## Problem statement
Find each line with the string "Sharma" and copy it.

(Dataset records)
+ + +
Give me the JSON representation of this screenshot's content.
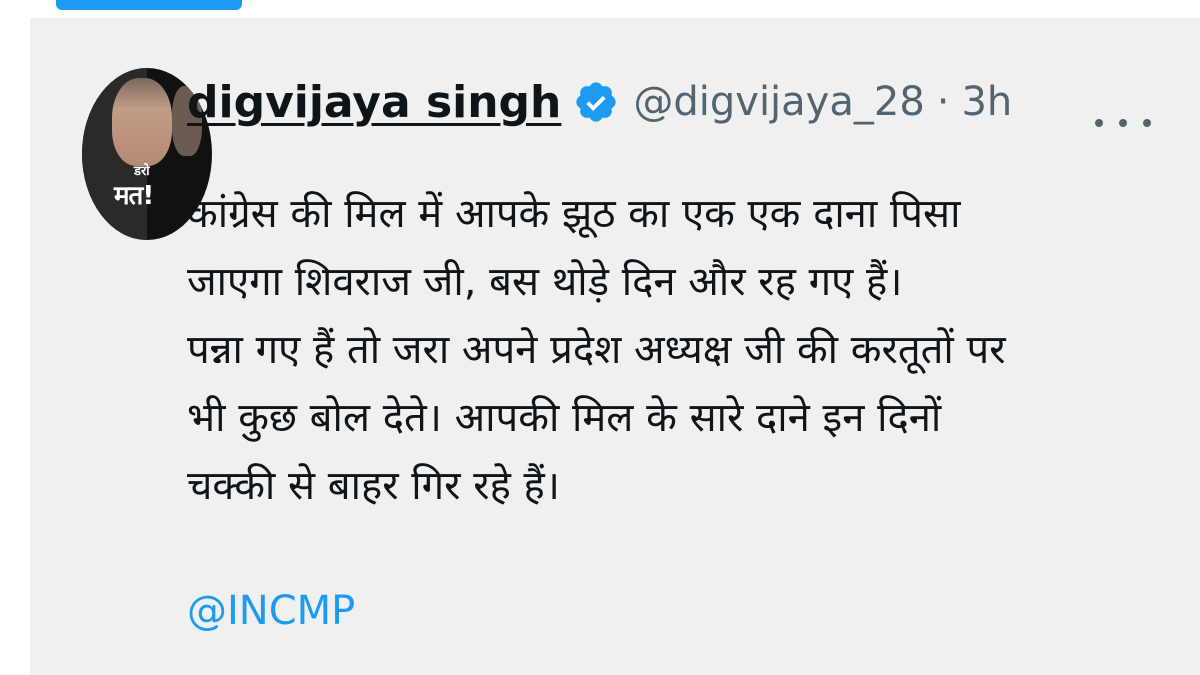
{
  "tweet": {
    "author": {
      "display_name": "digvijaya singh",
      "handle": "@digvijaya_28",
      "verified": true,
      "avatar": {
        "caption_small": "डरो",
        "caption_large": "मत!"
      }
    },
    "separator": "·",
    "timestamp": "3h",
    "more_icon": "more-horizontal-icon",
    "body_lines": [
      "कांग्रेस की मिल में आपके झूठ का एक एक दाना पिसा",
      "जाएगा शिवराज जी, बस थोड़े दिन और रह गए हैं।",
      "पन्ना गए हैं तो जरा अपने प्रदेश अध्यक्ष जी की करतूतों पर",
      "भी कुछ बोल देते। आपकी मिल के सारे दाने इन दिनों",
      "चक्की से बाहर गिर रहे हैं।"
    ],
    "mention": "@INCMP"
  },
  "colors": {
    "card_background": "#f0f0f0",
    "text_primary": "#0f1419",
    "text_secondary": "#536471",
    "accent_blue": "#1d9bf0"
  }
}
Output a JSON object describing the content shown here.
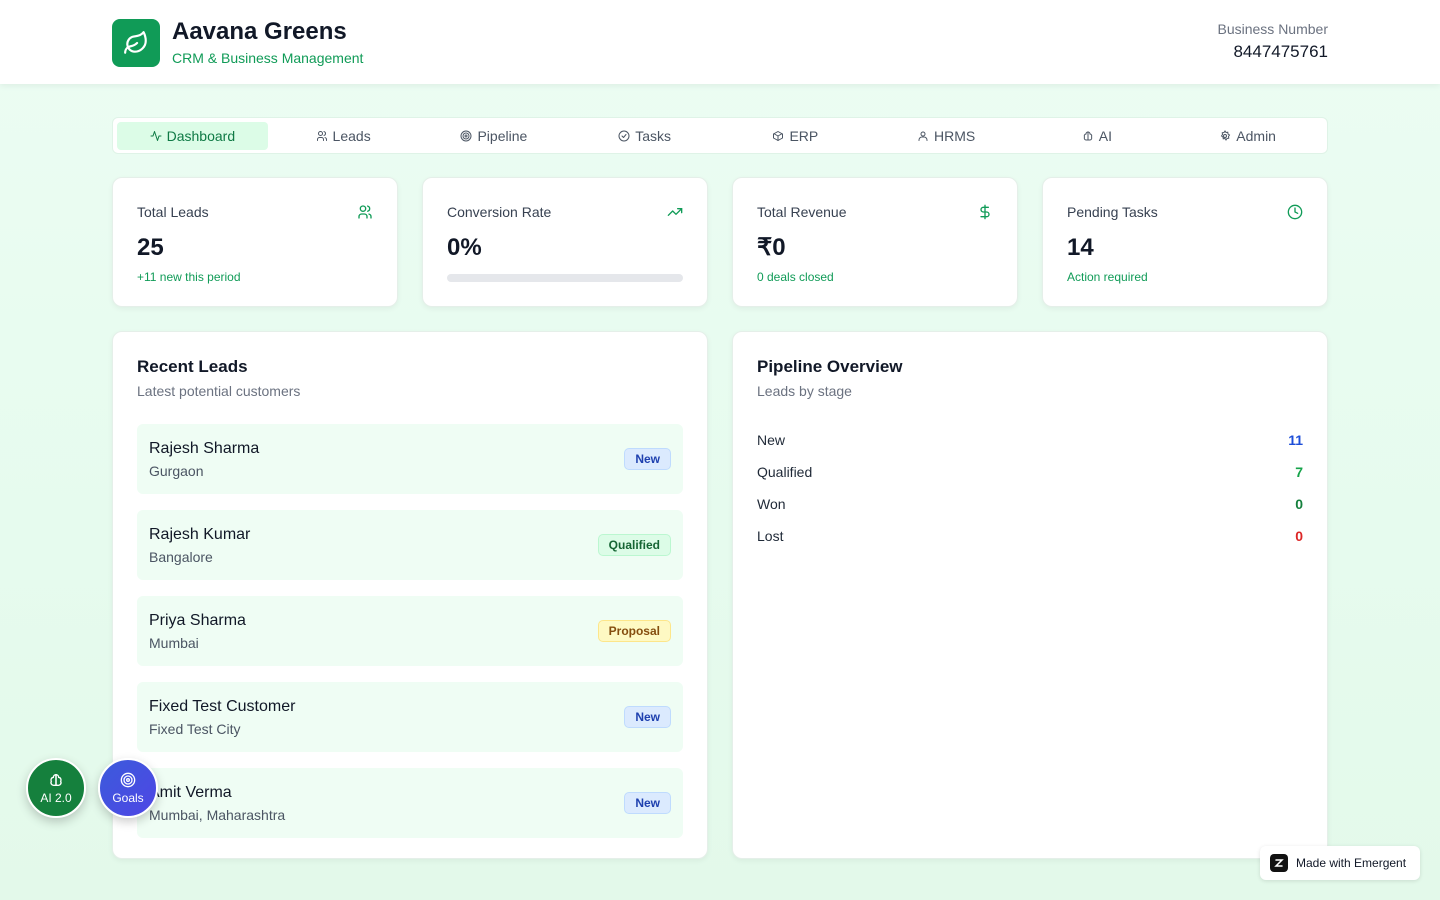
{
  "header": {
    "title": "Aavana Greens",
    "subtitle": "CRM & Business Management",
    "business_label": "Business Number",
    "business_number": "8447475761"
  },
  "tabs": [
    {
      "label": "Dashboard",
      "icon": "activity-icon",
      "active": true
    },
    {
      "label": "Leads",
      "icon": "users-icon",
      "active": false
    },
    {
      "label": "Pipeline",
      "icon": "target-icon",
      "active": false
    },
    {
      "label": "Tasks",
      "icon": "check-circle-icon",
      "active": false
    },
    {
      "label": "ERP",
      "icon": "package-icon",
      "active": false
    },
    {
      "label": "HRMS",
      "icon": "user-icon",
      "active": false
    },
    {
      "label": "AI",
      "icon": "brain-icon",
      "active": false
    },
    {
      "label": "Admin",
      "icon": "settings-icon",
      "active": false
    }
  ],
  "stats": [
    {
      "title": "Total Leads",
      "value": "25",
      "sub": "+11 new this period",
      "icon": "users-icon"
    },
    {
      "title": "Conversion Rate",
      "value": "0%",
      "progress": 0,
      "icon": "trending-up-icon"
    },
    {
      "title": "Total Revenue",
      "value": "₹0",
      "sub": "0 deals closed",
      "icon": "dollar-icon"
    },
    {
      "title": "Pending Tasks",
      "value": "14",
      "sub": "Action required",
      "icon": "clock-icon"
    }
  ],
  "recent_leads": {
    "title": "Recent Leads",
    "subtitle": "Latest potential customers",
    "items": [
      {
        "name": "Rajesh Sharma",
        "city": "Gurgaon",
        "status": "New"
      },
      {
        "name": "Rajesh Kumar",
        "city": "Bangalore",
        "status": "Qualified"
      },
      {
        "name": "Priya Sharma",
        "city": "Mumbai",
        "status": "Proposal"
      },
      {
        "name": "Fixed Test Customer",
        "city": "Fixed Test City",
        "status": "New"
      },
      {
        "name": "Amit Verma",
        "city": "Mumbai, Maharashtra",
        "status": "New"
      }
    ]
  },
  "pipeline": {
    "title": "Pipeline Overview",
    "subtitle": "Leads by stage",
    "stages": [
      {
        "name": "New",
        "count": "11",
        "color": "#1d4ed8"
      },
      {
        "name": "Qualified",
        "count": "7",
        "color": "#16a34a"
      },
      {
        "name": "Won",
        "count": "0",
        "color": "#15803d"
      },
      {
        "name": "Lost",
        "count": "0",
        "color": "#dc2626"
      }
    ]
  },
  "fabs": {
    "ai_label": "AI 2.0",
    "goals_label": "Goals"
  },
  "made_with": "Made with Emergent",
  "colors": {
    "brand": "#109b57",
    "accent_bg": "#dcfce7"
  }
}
+ + +
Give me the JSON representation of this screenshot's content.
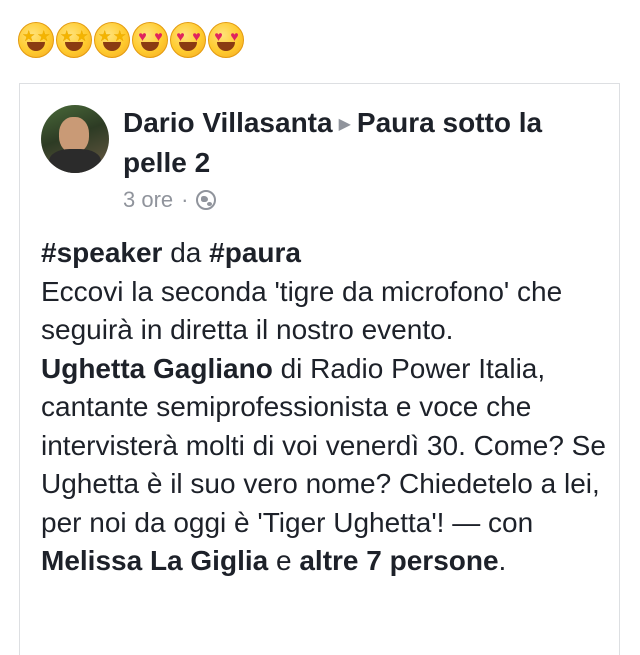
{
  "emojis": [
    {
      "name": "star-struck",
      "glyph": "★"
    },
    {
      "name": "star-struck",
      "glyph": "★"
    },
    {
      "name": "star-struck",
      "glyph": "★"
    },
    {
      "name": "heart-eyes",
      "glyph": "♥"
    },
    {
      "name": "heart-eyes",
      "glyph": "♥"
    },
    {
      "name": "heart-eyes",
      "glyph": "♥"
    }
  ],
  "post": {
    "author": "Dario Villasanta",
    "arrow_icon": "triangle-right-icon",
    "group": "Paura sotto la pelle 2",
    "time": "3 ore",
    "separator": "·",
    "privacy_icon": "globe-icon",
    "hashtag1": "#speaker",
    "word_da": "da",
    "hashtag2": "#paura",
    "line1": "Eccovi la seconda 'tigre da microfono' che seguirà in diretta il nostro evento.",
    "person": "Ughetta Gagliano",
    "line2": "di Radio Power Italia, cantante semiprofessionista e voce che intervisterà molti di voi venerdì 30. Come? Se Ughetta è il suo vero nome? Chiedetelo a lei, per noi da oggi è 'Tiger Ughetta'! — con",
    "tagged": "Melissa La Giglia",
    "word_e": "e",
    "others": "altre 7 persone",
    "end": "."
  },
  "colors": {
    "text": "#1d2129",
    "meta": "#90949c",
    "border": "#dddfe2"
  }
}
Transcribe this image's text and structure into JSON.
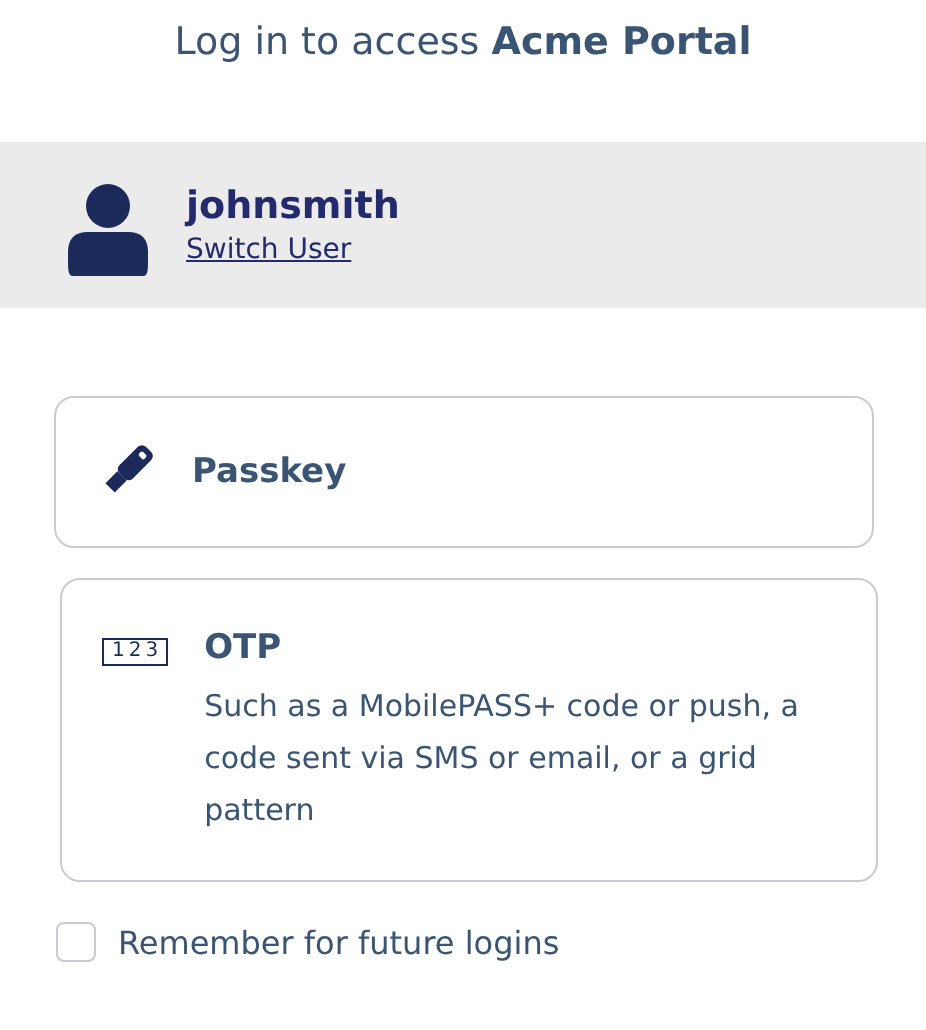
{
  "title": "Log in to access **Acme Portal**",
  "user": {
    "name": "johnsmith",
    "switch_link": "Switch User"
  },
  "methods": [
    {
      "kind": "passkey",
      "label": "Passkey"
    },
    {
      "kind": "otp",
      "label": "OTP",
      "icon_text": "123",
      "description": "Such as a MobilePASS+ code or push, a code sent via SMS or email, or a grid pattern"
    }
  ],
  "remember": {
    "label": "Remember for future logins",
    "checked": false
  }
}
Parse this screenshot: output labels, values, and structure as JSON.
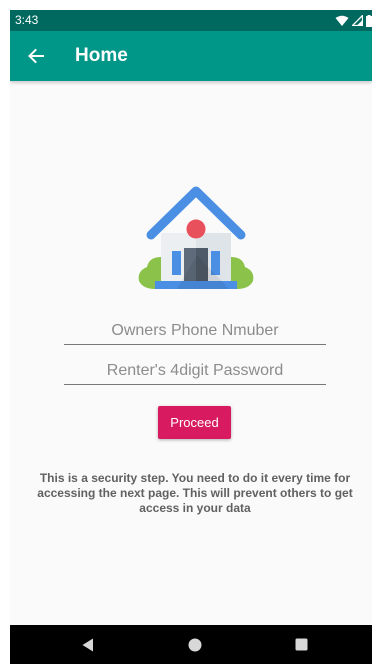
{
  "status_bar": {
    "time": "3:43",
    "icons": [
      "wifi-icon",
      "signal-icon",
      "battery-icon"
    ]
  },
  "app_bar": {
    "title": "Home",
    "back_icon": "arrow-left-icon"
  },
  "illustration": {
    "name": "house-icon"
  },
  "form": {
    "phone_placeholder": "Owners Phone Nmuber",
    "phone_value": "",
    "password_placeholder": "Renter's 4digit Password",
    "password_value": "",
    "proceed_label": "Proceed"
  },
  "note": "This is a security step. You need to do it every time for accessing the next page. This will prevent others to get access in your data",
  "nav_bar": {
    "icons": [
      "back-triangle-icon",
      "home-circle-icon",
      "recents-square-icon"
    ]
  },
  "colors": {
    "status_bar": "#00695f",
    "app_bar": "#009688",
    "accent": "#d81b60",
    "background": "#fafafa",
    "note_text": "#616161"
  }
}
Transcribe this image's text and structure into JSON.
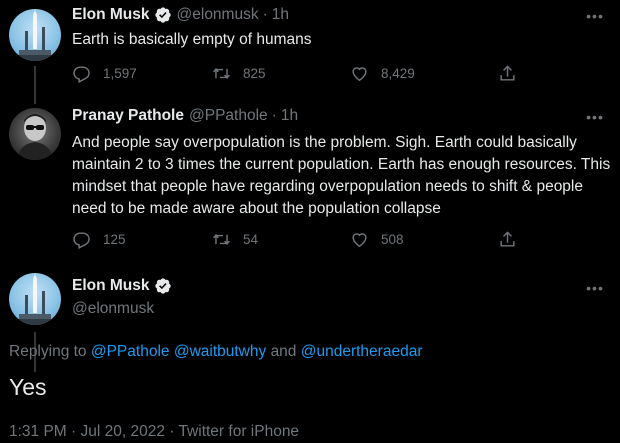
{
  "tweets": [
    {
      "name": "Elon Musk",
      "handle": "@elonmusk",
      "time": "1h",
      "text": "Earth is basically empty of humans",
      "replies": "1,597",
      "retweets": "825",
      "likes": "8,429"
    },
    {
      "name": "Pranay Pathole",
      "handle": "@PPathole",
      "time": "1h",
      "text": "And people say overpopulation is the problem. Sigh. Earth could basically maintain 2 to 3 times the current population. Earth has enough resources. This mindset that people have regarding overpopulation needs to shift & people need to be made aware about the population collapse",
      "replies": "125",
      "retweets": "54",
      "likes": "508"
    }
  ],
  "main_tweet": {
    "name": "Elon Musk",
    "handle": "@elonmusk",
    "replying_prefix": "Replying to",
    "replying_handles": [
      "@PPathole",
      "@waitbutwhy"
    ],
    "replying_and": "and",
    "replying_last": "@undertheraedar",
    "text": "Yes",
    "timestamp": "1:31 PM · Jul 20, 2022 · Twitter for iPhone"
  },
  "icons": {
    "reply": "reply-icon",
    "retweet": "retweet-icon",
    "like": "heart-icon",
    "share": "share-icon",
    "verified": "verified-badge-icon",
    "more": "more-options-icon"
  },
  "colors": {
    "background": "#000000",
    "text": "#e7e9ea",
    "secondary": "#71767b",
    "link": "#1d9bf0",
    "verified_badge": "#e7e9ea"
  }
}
+ + +
## Output
        "name": "Rajesh Sharma",
        "name": "Priya Sharma",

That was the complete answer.